## Directions
Restate the full listing word for word and leave the pictures out.

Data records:
===============
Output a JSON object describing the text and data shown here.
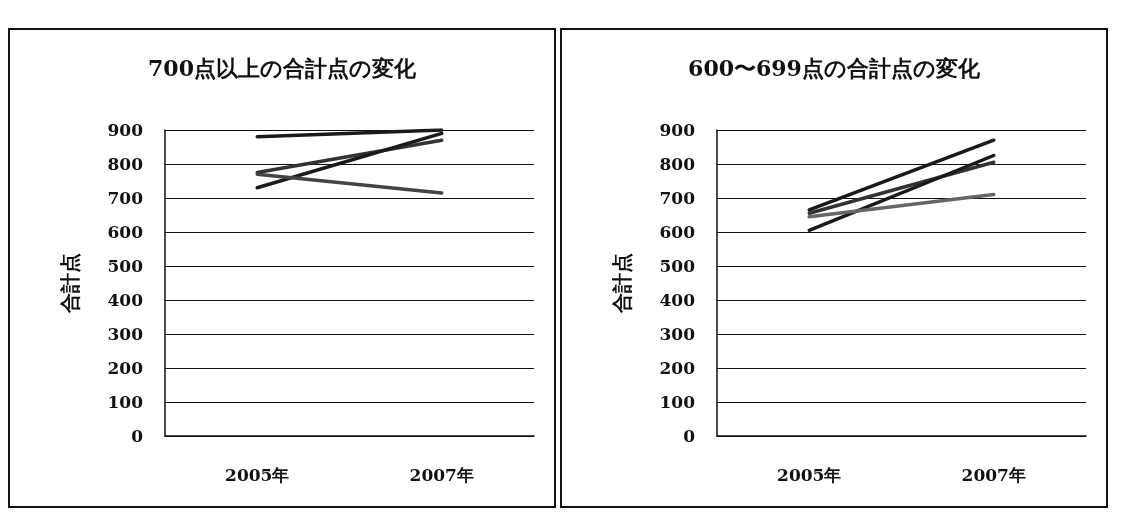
{
  "chart_data": [
    {
      "type": "line",
      "title": "700点以上の合計点の変化",
      "ylabel": "合計点",
      "categories": [
        "2005年",
        "2007年"
      ],
      "series": [
        {
          "color": "#1a1a1a",
          "values": [
            880,
            900
          ]
        },
        {
          "color": "#333333",
          "values": [
            775,
            870
          ]
        },
        {
          "color": "#1a1a1a",
          "values": [
            730,
            890
          ]
        },
        {
          "color": "#444444",
          "values": [
            770,
            715
          ]
        }
      ],
      "ylim": [
        0,
        900
      ],
      "yticks": [
        0,
        100,
        200,
        300,
        400,
        500,
        600,
        700,
        800,
        900
      ],
      "grid": "y",
      "marker": "none"
    },
    {
      "type": "line",
      "title": "600〜699点の合計点の変化",
      "ylabel": "合計点",
      "categories": [
        "2005年",
        "2007年"
      ],
      "series": [
        {
          "color": "#1a1a1a",
          "values": [
            665,
            870
          ]
        },
        {
          "color": "#333333",
          "values": [
            655,
            805
          ]
        },
        {
          "color": "#1a1a1a",
          "values": [
            605,
            825
          ]
        },
        {
          "color": "#666666",
          "values": [
            645,
            710
          ]
        }
      ],
      "ylim": [
        0,
        900
      ],
      "yticks": [
        0,
        100,
        200,
        300,
        400,
        500,
        600,
        700,
        800,
        900
      ],
      "grid": "y",
      "marker": "none"
    }
  ]
}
===============
## Response for this exercise
Output a JSON object describing the text and data shown here.
{
  "chart_data": [
    {
      "type": "line",
      "title": "700点以上の合計点の変化",
      "ylabel": "合計点",
      "categories": [
        "2005年",
        "2007年"
      ],
      "series": [
        {
          "color": "#1a1a1a",
          "values": [
            880,
            900
          ]
        },
        {
          "color": "#333333",
          "values": [
            775,
            870
          ]
        },
        {
          "color": "#1a1a1a",
          "values": [
            730,
            890
          ]
        },
        {
          "color": "#444444",
          "values": [
            770,
            715
          ]
        }
      ],
      "ylim": [
        0,
        900
      ],
      "yticks": [
        0,
        100,
        200,
        300,
        400,
        500,
        600,
        700,
        800,
        900
      ],
      "grid": "y",
      "marker": "none"
    },
    {
      "type": "line",
      "title": "600〜699点の合計点の変化",
      "ylabel": "合計点",
      "categories": [
        "2005年",
        "2007年"
      ],
      "series": [
        {
          "color": "#1a1a1a",
          "values": [
            665,
            870
          ]
        },
        {
          "color": "#333333",
          "values": [
            655,
            805
          ]
        },
        {
          "color": "#1a1a1a",
          "values": [
            605,
            825
          ]
        },
        {
          "color": "#666666",
          "values": [
            645,
            710
          ]
        }
      ],
      "ylim": [
        0,
        900
      ],
      "yticks": [
        0,
        100,
        200,
        300,
        400,
        500,
        600,
        700,
        800,
        900
      ],
      "grid": "y",
      "marker": "none"
    }
  ]
}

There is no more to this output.